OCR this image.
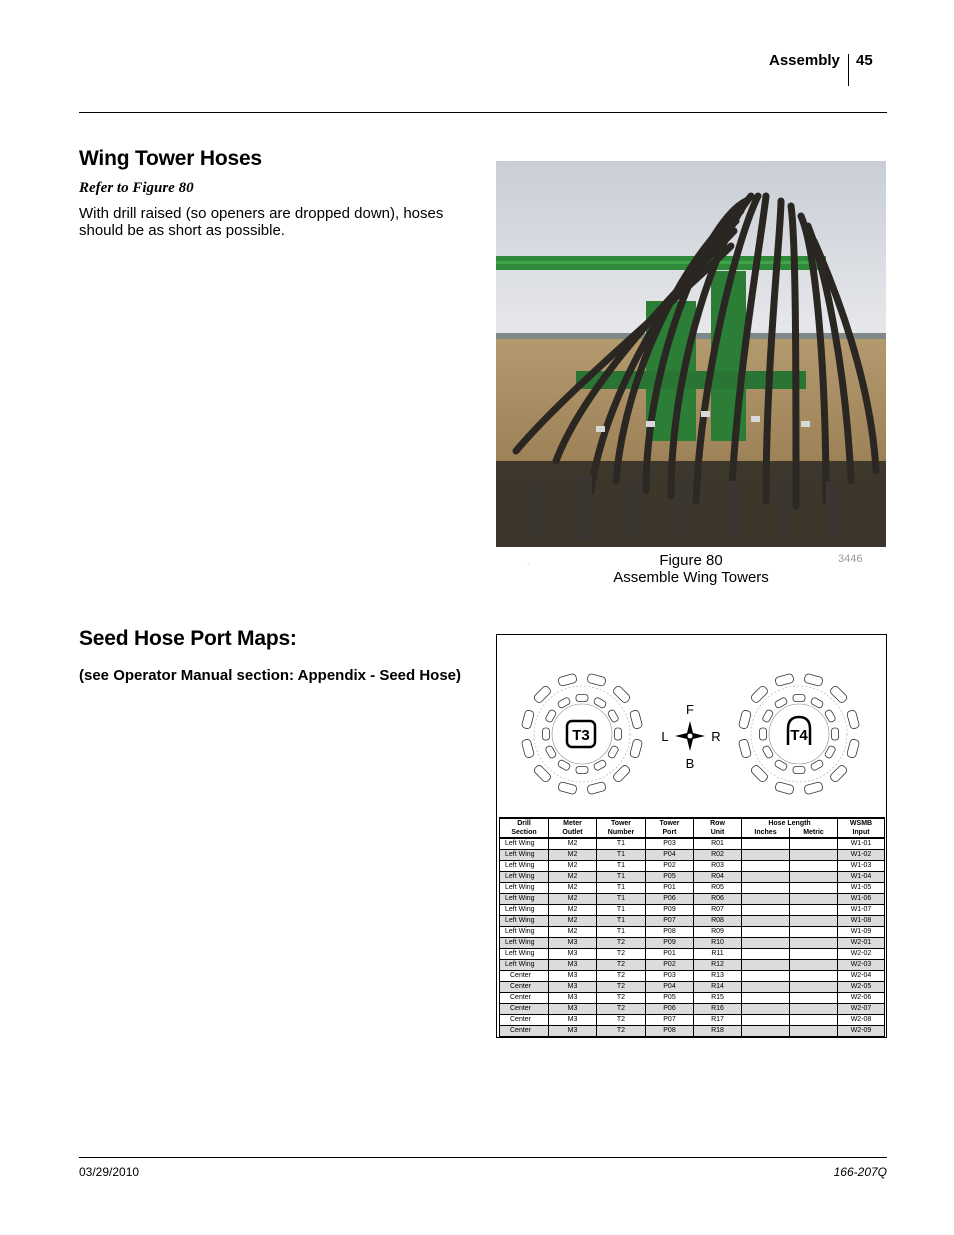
Assembly 45
Wing Tower Hoses
Refer to Figure 80
With drill raised (so openers are dropped down), hoses should be as short as possible.
.	Figure 80
Assemble Wing Towers
3446
Seed Hose Port Maps:
(see Operator Manual section: Appendix - Seed Hose)
T3	T4
F
B
L	R
Drill	Meter	Tower	Tower	Row	Hose Length		WSMB
Section	Outlet	Number	Port	Unit	Inches	Metric	Input
Left Wing	M2	T1	P03	R01			W1-01
Left Wing	M2	T1	P04	R02			W1-02
Left Wing	M2	T1	P02	R03			W1-03
Left Wing	M2	T1	P05	R04			W1-04
Left Wing	M2	T1	P01	R05			W1-05
Left Wing	M2	T1	P06	R06			W1-06
Left Wing	M2	T1	P09	R07			W1-07
Left Wing	M2	T1	P07	R08			W1-08
Left Wing	M2	T1	P08	R09			W1-09
Left Wing	M3	T2	P09	R10			W2-01
Left Wing	M3	T2	P01	R11			W2-02
Left Wing	M3	T2	P02	R12			W2-03
Center	M3	T2	P03	R13			W2-04
Center	M3	T2	P04	R14			W2-05
Center	M3	T2	P05	R15			W2-06
Center	M3	T2	P06	R16			W2-07
Center	M3	T2	P07	R17			W2-08
Center	M3	T2	P08	R18			W2-09
03/29/2010	166-207Q
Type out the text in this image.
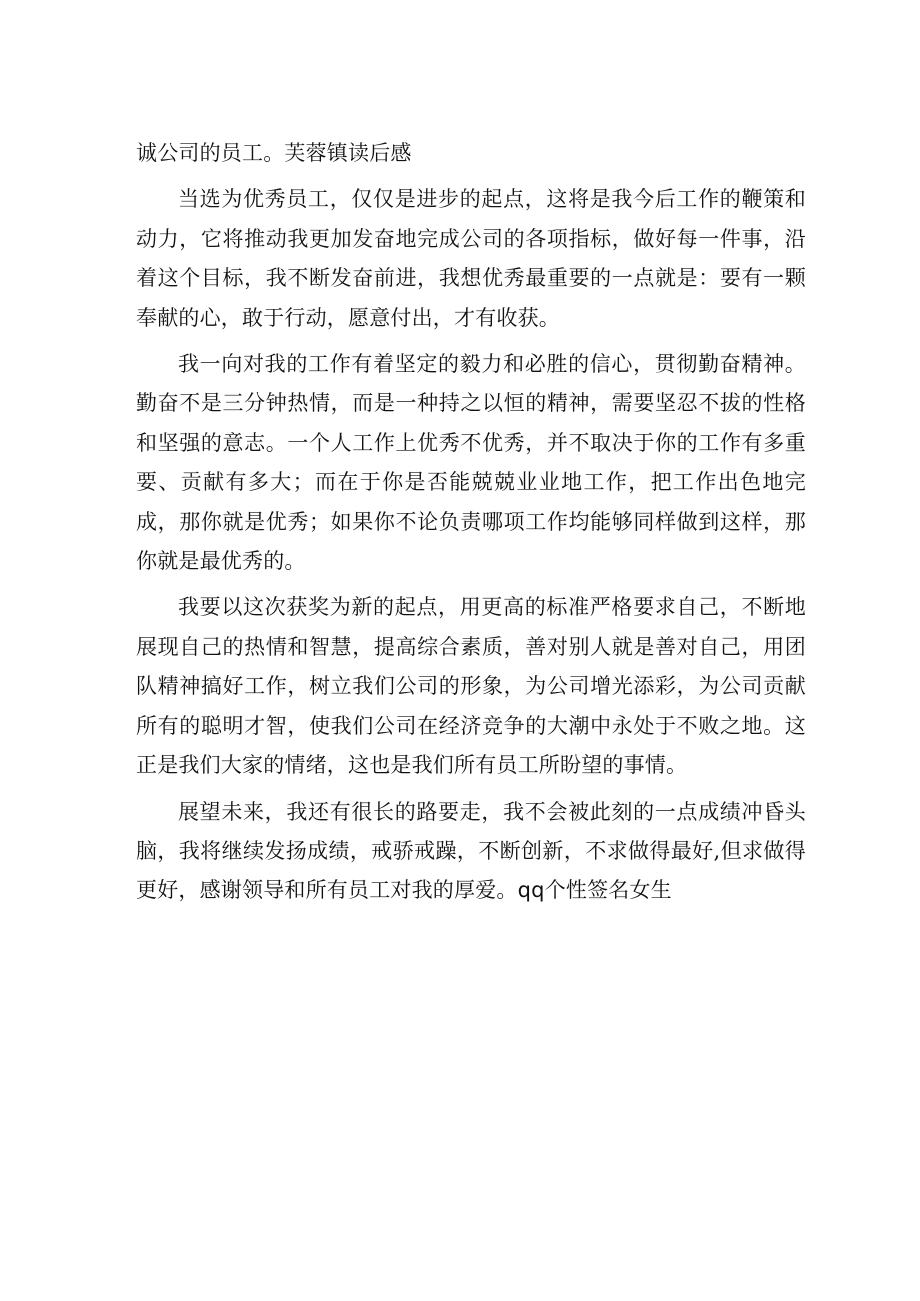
诚公司的员工。芙蓉镇读后感

当选为优秀员工，仅仅是进步的起点，这将是我今后工作的鞭策和动力，它将推动我更加发奋地完成公司的各项指标，做好每一件事，沿着这个目标，我不断发奋前进，我想优秀最重要的一点就是：要有一颗奉献的心，敢于行动，愿意付出，才有收获。

我一向对我的工作有着坚定的毅力和必胜的信心，贯彻勤奋精神。勤奋不是三分钟热情，而是一种持之以恒的精神，需要坚忍不拔的性格和坚强的意志。一个人工作上优秀不优秀，并不取决于你的工作有多重要、贡献有多大；而在于你是否能兢兢业业地工作，把工作出色地完成，那你就是优秀；如果你不论负责哪项工作均能够同样做到这样，那你就是最优秀的。

我要以这次获奖为新的起点，用更高的标准严格要求自己，不断地展现自己的热情和智慧，提高综合素质，善对别人就是善对自己，用团队精神搞好工作，树立我们公司的形象，为公司增光添彩，为公司贡献所有的聪明才智，使我们公司在经济竞争的大潮中永处于不败之地。这正是我们大家的情绪，这也是我们所有员工所盼望的事情。

展望未来，我还有很长的路要走，我不会被此刻的一点成绩冲昏头脑，我将继续发扬成绩，戒骄戒躁，不断创新，不求做得最好,但求做得更好，感谢领导和所有员工对我的厚爱。qq个性签名女生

-----

◆ Direction ◆
Copy the records exactly. Skip the pictures.

◆ Response to this task ◆
OCR this image.
Assembly 45
Wing Tower Hoses
Refer to Figure 80
With drill raised (so openers are dropped down), hoses should be as short as possible.
.	Figure 80
Assemble Wing Towers
3446
Seed Hose Port Maps:
(see Operator Manual section: Appendix - Seed Hose)
T3	T4
F
B
L	R
Drill	Meter	Tower	Tower	Row	Hose Length		WSMB
Section	Outlet	Number	Port	Unit	Inches	Metric	Input
Left Wing	M2	T1	P03	R01			W1-01
Left Wing	M2	T1	P04	R02			W1-02
Left Wing	M2	T1	P02	R03			W1-03
Left Wing	M2	T1	P05	R04			W1-04
Left Wing	M2	T1	P01	R05			W1-05
Left Wing	M2	T1	P06	R06			W1-06
Left Wing	M2	T1	P09	R07			W1-07
Left Wing	M2	T1	P07	R08			W1-08
Left Wing	M2	T1	P08	R09			W1-09
Left Wing	M3	T2	P09	R10			W2-01
Left Wing	M3	T2	P01	R11			W2-02
Left Wing	M3	T2	P02	R12			W2-03
Center	M3	T2	P03	R13			W2-04
Center	M3	T2	P04	R14			W2-05
Center	M3	T2	P05	R15			W2-06
Center	M3	T2	P06	R16			W2-07
Center	M3	T2	P07	R17			W2-08
Center	M3	T2	P08	R18			W2-09
03/29/2010	166-207Q
Type out the text in this image.
诚公司的员工。芙蓉镇读后感

当选为优秀员工，仅仅是进步的起点，这将是我今后工作的鞭策和动力，它将推动我更加发奋地完成公司的各项指标，做好每一件事，沿着这个目标，我不断发奋前进，我想优秀最重要的一点就是：要有一颗奉献的心，敢于行动，愿意付出，才有收获。

我一向对我的工作有着坚定的毅力和必胜的信心，贯彻勤奋精神。勤奋不是三分钟热情，而是一种持之以恒的精神，需要坚忍不拔的性格和坚强的意志。一个人工作上优秀不优秀，并不取决于你的工作有多重要、贡献有多大；而在于你是否能兢兢业业地工作，把工作出色地完成，那你就是优秀；如果你不论负责哪项工作均能够同样做到这样，那你就是最优秀的。

我要以这次获奖为新的起点，用更高的标准严格要求自己，不断地展现自己的热情和智慧，提高综合素质，善对别人就是善对自己，用团队精神搞好工作，树立我们公司的形象，为公司增光添彩，为公司贡献所有的聪明才智，使我们公司在经济竞争的大潮中永处于不败之地。这正是我们大家的情绪，这也是我们所有员工所盼望的事情。

展望未来，我还有很长的路要走，我不会被此刻的一点成绩冲昏头脑，我将继续发扬成绩，戒骄戒躁，不断创新，不求做得最好,但求做得更好，感谢领导和所有员工对我的厚爱。qq个性签名女生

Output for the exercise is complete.